Count every line that has the word "this". Give the number, without anything more.
########
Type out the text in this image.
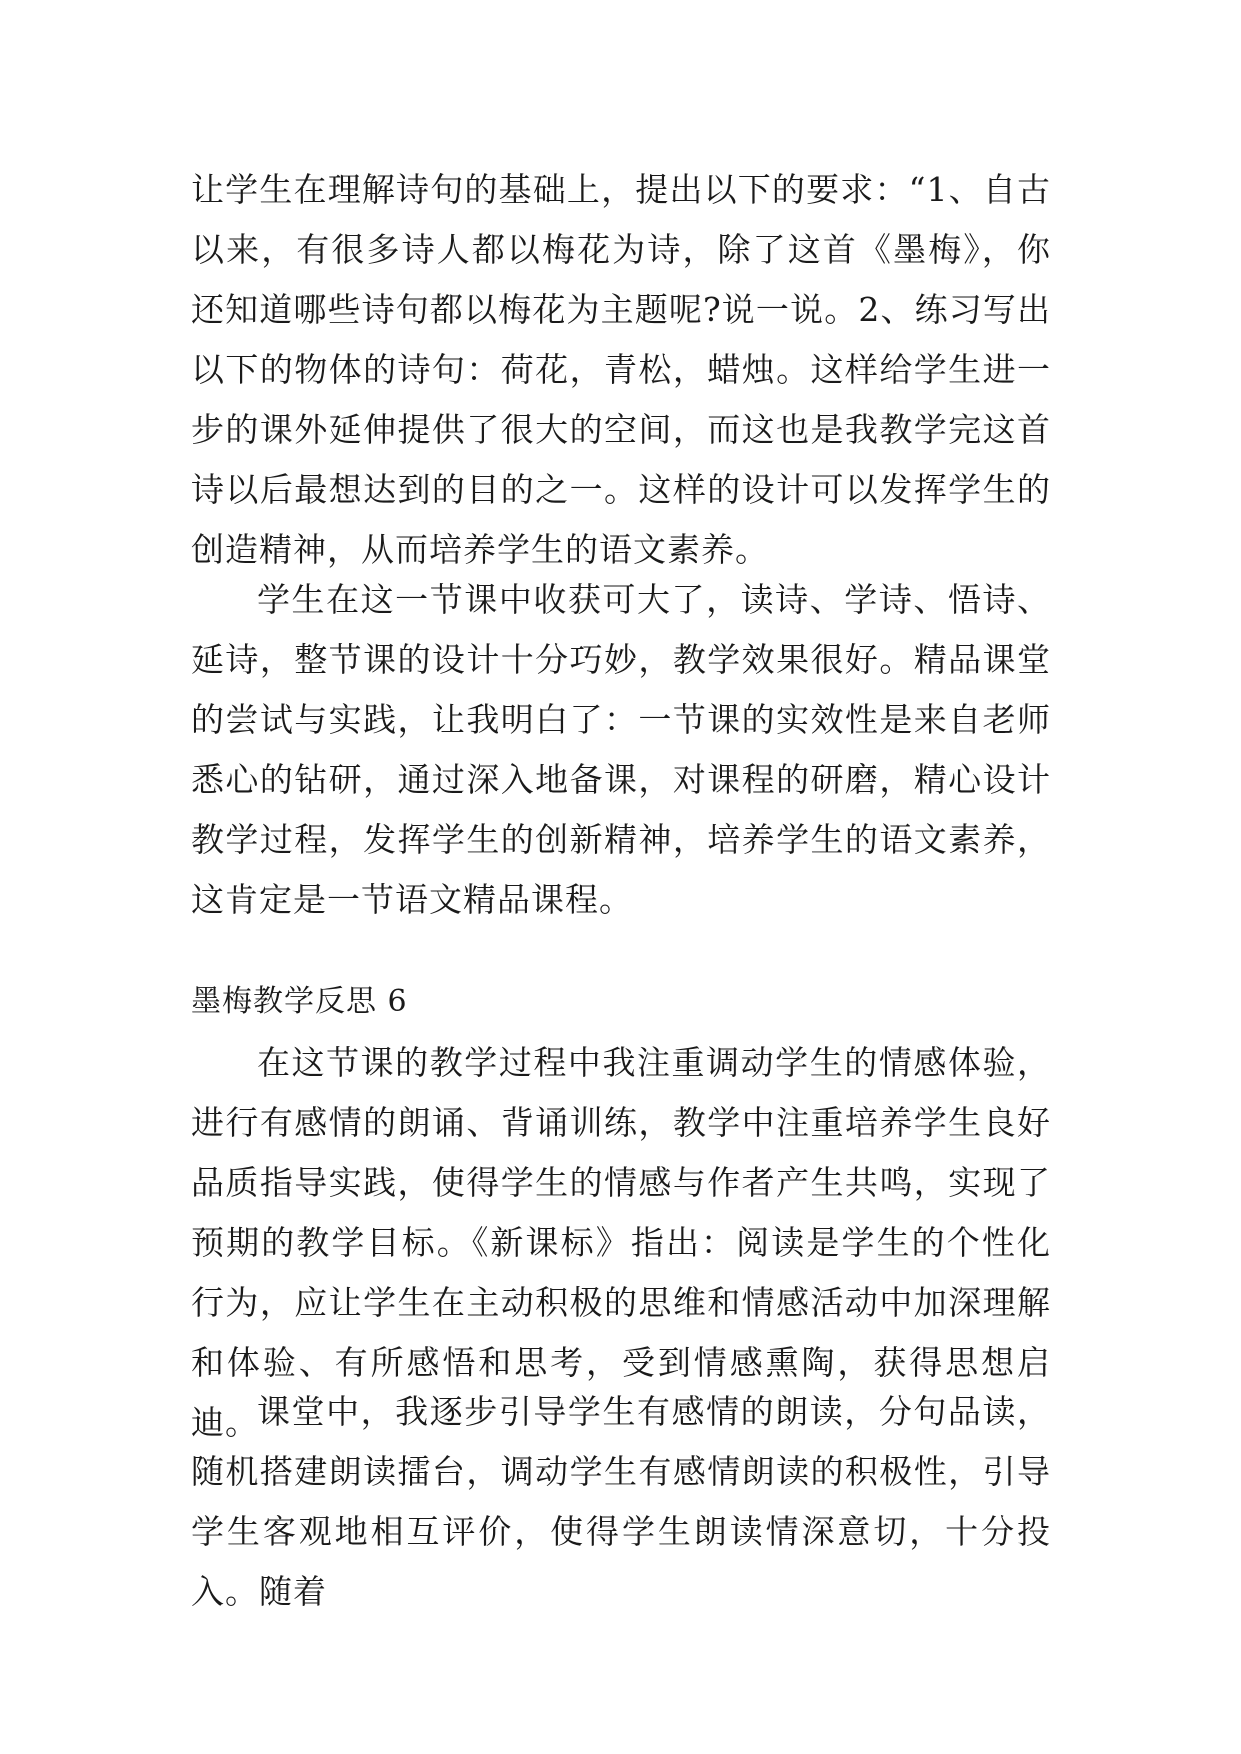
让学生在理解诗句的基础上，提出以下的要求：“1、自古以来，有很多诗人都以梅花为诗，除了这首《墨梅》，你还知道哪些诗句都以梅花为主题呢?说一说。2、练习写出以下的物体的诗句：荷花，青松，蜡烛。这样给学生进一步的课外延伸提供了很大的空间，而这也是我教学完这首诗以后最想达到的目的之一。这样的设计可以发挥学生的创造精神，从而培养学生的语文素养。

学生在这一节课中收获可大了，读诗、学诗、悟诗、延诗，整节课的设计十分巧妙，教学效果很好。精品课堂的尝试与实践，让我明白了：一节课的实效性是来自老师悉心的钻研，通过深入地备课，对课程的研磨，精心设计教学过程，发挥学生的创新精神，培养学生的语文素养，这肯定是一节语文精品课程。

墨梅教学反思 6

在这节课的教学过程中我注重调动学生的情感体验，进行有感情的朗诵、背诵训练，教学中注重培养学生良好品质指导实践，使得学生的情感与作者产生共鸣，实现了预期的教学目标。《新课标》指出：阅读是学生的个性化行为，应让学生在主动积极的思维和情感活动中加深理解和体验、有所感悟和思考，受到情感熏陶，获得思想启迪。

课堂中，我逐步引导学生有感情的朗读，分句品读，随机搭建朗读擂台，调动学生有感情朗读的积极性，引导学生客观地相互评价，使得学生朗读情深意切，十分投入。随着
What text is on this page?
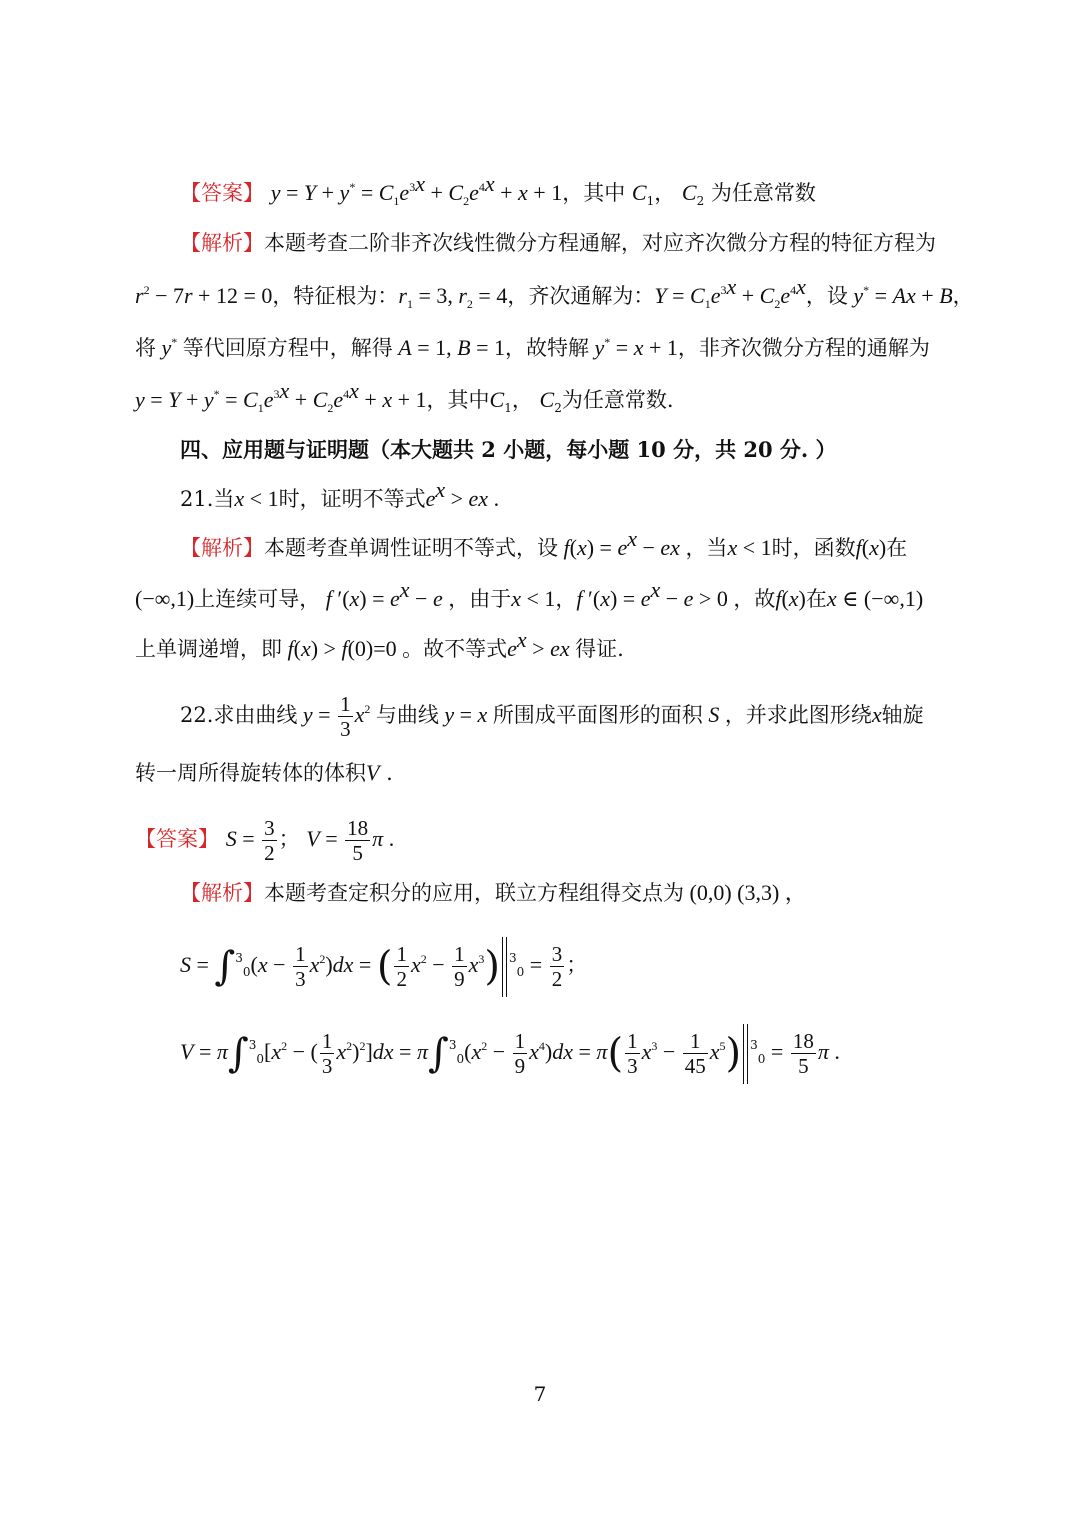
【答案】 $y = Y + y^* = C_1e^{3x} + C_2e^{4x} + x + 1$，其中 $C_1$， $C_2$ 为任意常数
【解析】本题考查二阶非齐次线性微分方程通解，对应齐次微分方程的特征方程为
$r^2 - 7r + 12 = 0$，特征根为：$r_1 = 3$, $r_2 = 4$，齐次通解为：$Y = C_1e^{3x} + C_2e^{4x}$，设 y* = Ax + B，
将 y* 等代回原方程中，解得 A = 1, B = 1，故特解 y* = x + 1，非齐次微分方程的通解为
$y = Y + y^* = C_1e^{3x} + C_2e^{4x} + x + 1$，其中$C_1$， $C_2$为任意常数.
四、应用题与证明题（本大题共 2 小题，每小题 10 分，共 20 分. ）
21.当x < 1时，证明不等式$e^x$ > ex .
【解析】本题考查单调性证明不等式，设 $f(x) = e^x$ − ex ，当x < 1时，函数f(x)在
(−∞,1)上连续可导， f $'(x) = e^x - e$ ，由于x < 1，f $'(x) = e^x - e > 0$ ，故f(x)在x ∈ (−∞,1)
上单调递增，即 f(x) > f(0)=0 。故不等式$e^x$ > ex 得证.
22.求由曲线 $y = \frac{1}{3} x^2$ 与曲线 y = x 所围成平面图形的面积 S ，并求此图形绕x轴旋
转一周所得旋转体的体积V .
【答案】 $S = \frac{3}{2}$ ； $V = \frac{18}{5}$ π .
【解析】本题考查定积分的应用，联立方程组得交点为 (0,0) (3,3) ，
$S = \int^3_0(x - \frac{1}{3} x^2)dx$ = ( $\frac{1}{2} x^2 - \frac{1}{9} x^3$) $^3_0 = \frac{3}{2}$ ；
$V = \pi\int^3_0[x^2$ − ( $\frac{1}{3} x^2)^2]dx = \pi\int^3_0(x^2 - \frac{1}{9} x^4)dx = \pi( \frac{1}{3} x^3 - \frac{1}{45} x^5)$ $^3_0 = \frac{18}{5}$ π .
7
########
## COMPLETE OUTPUT
2